Exercise requirements
Draw out every line with the word "года" from the listing below.

Recorded data
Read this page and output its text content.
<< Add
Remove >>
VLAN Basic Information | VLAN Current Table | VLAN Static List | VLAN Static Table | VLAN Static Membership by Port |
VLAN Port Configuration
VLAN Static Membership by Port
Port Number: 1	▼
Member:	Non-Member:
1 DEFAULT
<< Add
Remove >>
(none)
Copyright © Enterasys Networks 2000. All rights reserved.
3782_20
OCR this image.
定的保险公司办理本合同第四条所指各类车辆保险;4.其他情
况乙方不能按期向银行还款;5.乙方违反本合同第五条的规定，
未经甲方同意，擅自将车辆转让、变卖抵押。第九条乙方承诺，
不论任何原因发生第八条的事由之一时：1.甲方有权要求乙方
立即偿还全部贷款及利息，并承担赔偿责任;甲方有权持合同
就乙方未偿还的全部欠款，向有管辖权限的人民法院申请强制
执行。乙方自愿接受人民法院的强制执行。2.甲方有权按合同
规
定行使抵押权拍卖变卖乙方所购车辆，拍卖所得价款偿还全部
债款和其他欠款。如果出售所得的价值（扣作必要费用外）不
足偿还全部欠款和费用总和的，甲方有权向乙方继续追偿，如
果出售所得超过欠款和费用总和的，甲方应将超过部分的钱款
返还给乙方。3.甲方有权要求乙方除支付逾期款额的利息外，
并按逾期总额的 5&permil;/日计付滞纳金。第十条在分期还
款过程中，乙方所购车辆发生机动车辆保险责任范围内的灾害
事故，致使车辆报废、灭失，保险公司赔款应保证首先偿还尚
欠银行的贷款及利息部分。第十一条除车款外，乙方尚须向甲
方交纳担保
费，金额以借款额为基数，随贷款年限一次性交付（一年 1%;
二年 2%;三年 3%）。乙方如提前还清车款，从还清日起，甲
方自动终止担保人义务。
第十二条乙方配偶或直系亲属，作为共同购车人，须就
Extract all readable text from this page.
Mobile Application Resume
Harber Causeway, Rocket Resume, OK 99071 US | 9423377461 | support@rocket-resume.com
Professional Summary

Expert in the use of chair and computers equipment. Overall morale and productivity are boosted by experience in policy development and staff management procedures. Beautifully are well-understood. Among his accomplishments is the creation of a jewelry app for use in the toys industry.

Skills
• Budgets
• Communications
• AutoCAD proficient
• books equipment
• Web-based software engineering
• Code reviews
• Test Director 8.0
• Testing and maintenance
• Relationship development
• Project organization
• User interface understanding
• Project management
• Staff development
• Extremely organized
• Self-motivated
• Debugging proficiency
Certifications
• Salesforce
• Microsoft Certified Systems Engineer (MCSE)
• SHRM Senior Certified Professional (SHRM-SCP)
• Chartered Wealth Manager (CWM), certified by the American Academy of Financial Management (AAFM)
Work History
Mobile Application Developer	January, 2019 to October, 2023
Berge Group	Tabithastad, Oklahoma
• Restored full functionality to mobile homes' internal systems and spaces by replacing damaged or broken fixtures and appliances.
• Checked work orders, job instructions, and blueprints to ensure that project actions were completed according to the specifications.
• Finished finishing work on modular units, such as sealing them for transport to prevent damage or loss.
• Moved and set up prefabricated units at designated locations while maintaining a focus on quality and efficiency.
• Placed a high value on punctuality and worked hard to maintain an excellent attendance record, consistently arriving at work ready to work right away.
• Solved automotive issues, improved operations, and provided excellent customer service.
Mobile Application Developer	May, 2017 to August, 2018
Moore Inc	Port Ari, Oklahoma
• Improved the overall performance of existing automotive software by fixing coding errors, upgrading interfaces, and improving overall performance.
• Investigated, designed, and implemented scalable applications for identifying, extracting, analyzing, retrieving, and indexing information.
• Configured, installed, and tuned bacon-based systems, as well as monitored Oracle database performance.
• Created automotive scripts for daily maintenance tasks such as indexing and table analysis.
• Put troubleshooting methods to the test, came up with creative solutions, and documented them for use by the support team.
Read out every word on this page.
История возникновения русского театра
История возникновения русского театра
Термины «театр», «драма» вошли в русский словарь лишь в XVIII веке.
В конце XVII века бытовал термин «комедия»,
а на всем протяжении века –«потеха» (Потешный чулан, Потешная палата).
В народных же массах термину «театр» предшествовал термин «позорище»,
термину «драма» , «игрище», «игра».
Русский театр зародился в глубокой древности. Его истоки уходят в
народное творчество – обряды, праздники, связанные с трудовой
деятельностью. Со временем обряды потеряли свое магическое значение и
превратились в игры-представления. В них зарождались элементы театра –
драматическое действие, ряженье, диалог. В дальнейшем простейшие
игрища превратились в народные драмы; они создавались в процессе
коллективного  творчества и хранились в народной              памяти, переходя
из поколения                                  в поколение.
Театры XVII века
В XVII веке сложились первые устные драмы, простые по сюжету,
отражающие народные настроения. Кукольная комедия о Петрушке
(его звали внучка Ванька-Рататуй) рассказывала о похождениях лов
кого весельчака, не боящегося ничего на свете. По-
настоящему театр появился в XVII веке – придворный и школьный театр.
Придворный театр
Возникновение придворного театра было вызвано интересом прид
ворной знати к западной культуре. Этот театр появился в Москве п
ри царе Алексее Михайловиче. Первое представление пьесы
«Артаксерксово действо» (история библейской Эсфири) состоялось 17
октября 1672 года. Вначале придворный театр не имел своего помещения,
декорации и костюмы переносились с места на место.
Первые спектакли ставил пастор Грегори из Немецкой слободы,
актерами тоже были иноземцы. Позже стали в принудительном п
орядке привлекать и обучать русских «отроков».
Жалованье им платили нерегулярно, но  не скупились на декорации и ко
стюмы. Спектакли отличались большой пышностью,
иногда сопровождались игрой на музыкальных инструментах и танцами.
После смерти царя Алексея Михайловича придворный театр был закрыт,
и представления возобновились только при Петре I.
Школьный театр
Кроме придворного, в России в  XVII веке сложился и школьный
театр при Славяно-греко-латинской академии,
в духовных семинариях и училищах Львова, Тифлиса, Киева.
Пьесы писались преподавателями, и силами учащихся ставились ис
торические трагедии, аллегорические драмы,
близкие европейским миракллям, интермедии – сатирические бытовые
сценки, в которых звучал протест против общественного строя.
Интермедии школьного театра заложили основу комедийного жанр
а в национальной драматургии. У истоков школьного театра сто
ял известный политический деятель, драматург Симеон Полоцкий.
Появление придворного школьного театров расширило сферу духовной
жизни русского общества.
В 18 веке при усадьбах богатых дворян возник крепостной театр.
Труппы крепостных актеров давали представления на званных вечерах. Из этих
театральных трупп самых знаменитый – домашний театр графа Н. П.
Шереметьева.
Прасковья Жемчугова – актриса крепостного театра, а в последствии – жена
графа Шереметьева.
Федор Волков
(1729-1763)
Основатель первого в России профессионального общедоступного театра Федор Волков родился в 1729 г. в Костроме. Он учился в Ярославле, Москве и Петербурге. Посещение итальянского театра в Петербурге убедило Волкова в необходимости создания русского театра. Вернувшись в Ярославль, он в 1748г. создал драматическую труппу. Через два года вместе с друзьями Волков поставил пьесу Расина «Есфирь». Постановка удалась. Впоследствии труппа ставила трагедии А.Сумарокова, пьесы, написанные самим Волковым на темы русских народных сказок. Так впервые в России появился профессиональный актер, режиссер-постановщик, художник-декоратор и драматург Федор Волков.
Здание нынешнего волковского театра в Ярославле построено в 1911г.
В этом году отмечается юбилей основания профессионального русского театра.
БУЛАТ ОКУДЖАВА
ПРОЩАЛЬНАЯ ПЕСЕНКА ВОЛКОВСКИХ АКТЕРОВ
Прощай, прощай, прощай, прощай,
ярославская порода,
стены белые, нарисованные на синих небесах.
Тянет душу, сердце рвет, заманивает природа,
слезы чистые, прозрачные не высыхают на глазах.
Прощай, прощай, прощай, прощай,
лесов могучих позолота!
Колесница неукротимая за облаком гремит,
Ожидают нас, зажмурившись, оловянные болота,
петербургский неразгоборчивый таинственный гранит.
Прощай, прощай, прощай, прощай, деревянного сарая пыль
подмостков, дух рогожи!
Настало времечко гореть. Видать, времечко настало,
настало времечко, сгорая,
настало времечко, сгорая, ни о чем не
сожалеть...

Problem solution
октября 1672 года. Вначале придворный театр не имел своего помещения,
Основатель первого в России профессионального общедоступного театра Федор Волков родился в 1729 г. в Костроме. Он учился в Ярославле, Москве и Петербурге. Посещение итальянского театра в Петербурге убедило Волкова в необходимости создания русского театра. Вернувшись в Ярославль, он в 1748г. создал драматическую труппу. Через два года вместе с друзьями Волков поставил пьесу Расина «Есфирь». Постановка удалась. Впоследствии труппа ставила трагедии А.Сумарокова, пьесы, написанные самим Волковым на темы русских народных сказок. Так впервые в России появился профессиональный актер, режиссер-постановщик, художник-декоратор и драматург Федор Волков.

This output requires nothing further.